== Records for the task ==
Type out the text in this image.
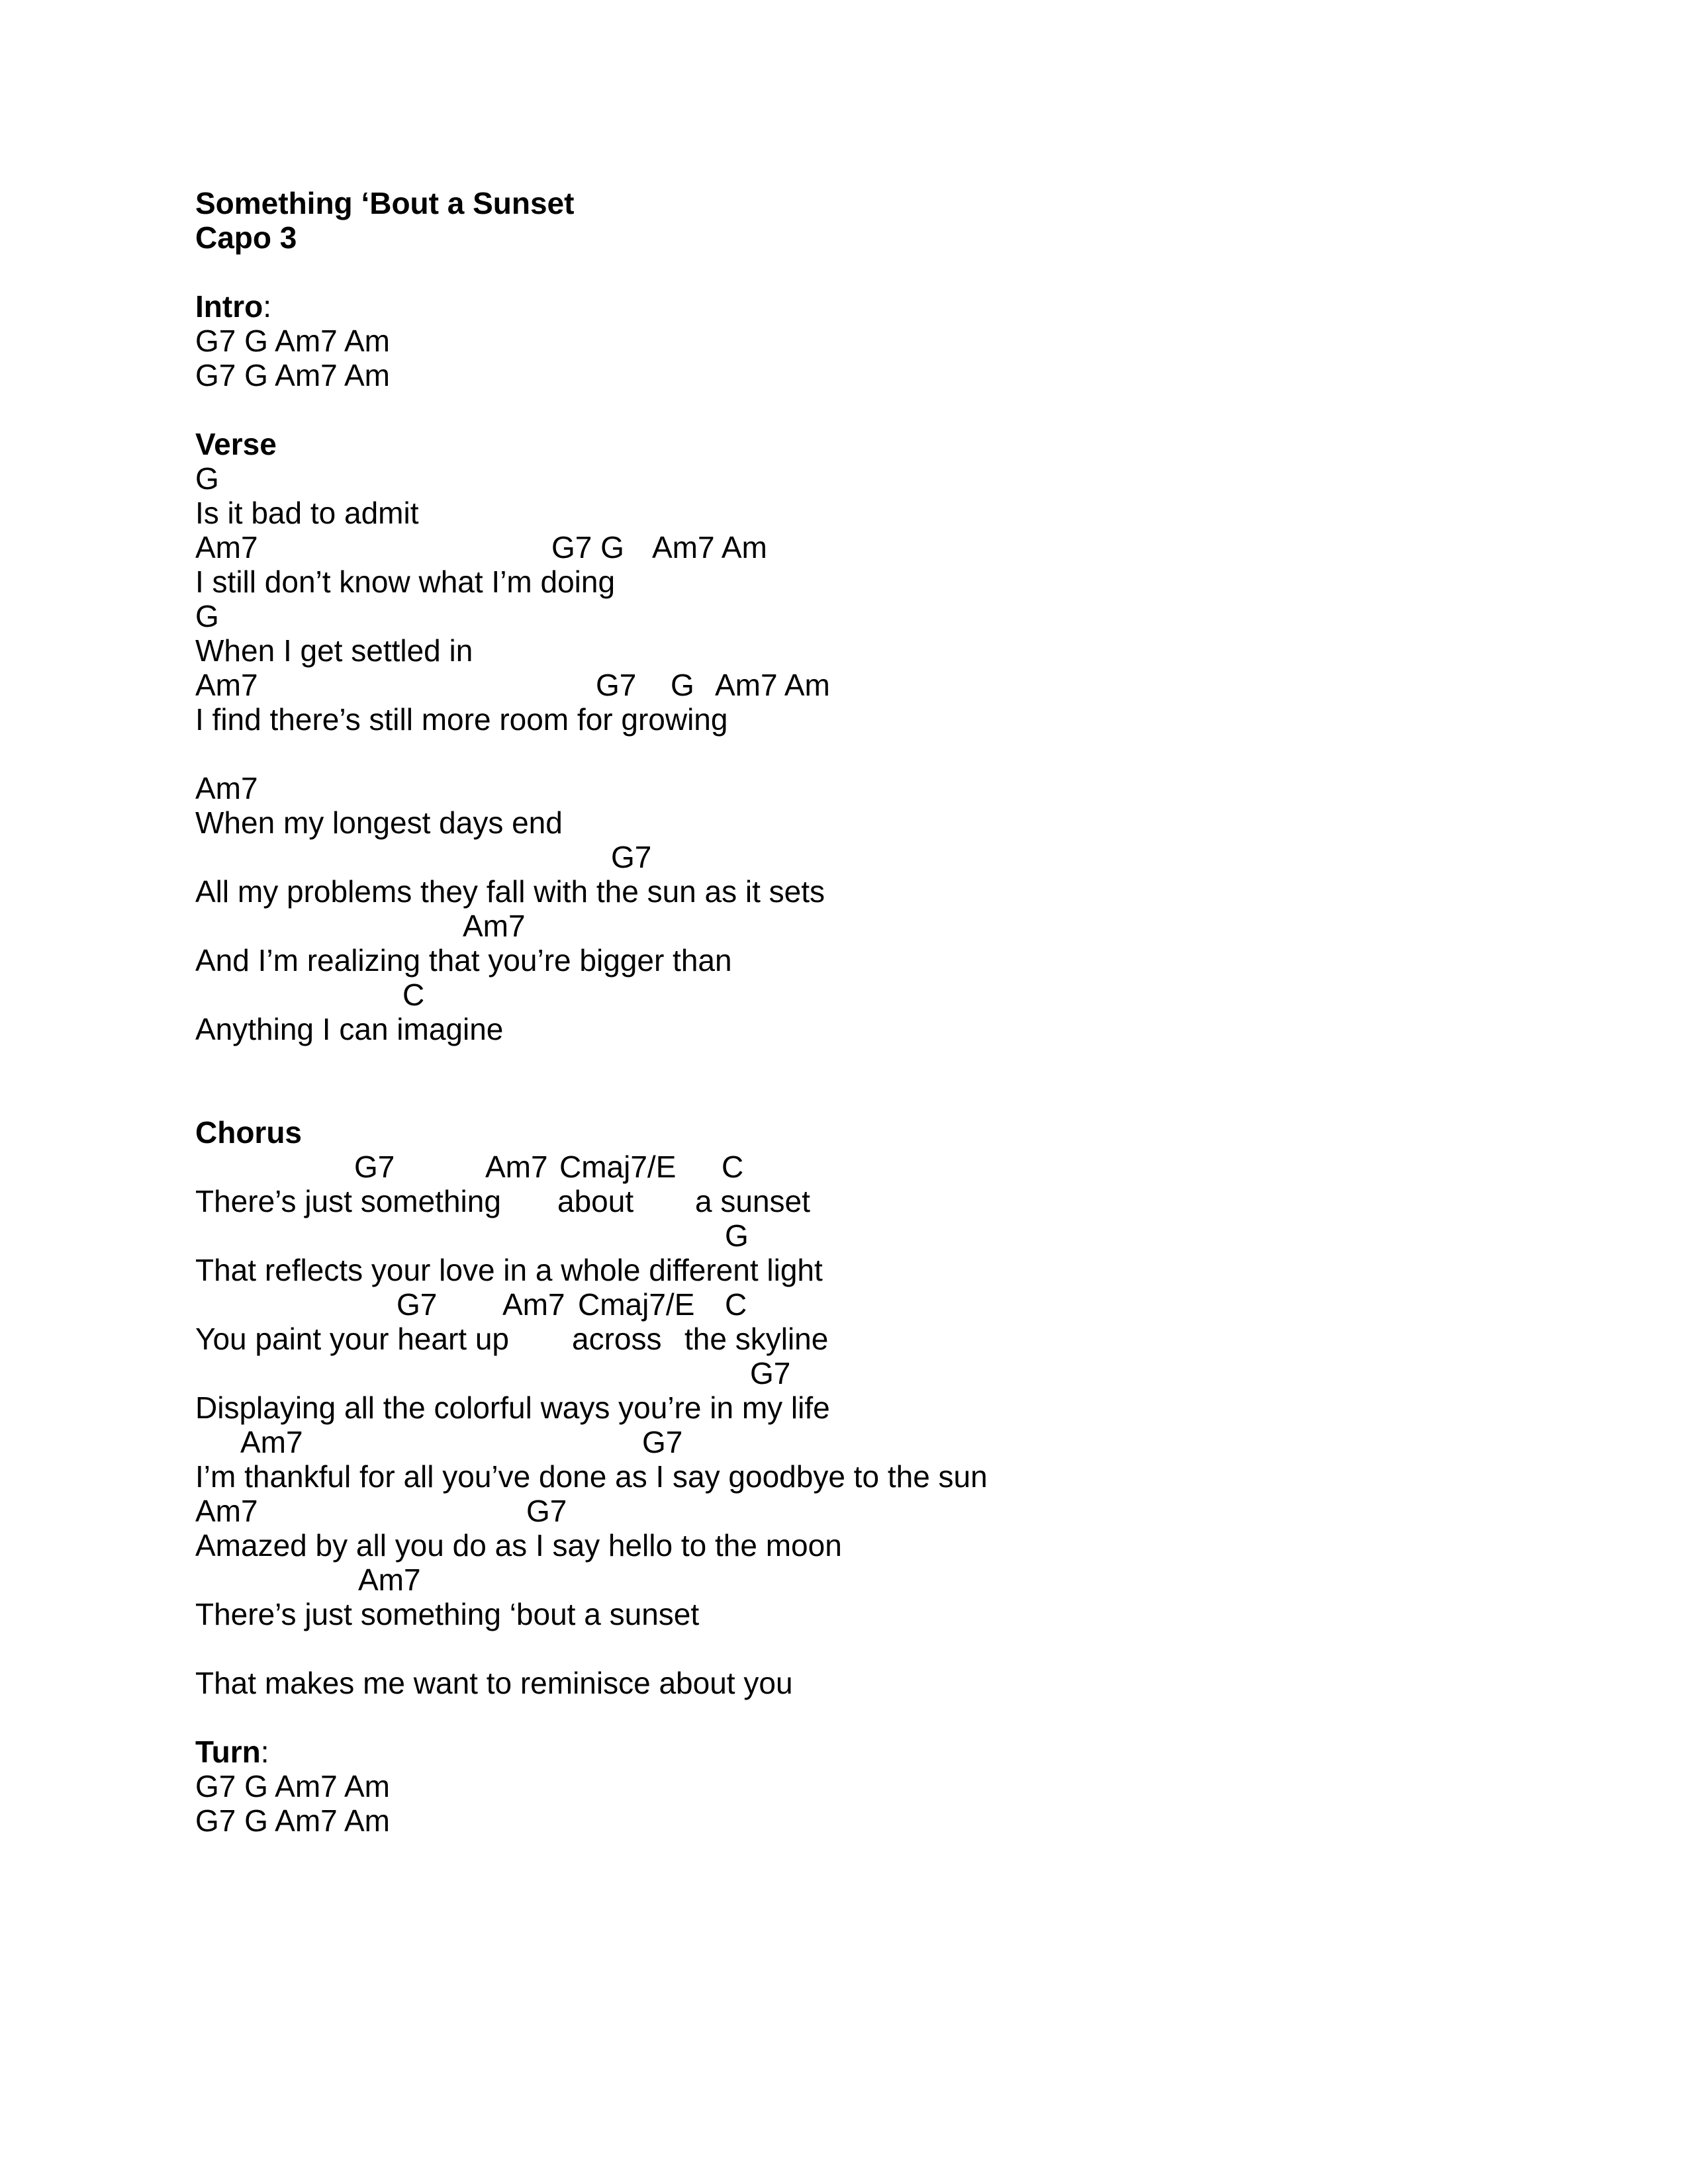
Something ‘Bout a Sunset
Capo 3
Intro:
G7 G Am7 Am
G7 G Am7 Am
Verse
G
Is it bad to admit
Am7	G7 G Am7 Am
I still don’t know what I’m doing
G
When I get settled in
Am7	G7 G Am7 Am
I find there’s still more room for growing
Am7
When my longest days end
G7
All my problems they fall with the sun as it sets
Am7
And I’m realizing that you’re bigger than
C
Anything I can imagine
Chorus
G7	Am7 Cmaj7/E C
There’s just something about a sunset
G
That reflects your love in a whole different light
G7 Am7 Cmaj7/E C
You paint your heart up across the skyline
G7
Displaying all the colorful ways you’re in my life
Am7	G7
I’m thankful for all you’ve done as I say goodbye to the sun
Am7	G7
Amazed by all you do as I say hello to the moon
Am7
There’s just something ‘bout a sunset
That makes me want to reminisce about you
Turn:
G7 G Am7 Am
G7 G Am7 Am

== Stated task ==
Give an exact copy of the material, leaving out every picture.

== Output of the exercise ==
Type out the text in this image.
Something ‘Bout a Sunset
Capo 3
Intro:
G7 G Am7 Am
G7 G Am7 Am
Verse
G
Is it bad to admit
Am7	G7 G Am7 Am
I still don’t know what I’m doing
G
When I get settled in
Am7	G7 G Am7 Am
I find there’s still more room for growing
Am7
When my longest days end
G7
All my problems they fall with the sun as it sets
Am7
And I’m realizing that you’re bigger than
C
Anything I can imagine
Chorus
G7	Am7 Cmaj7/E C
There’s just something about a sunset
G
That reflects your love in a whole different light
G7 Am7 Cmaj7/E C
You paint your heart up across the skyline
G7
Displaying all the colorful ways you’re in my life
Am7	G7
I’m thankful for all you’ve done as I say goodbye to the sun
Am7	G7
Amazed by all you do as I say hello to the moon
Am7
There’s just something ‘bout a sunset
That makes me want to reminisce about you
Turn:
G7 G Am7 Am
G7 G Am7 Am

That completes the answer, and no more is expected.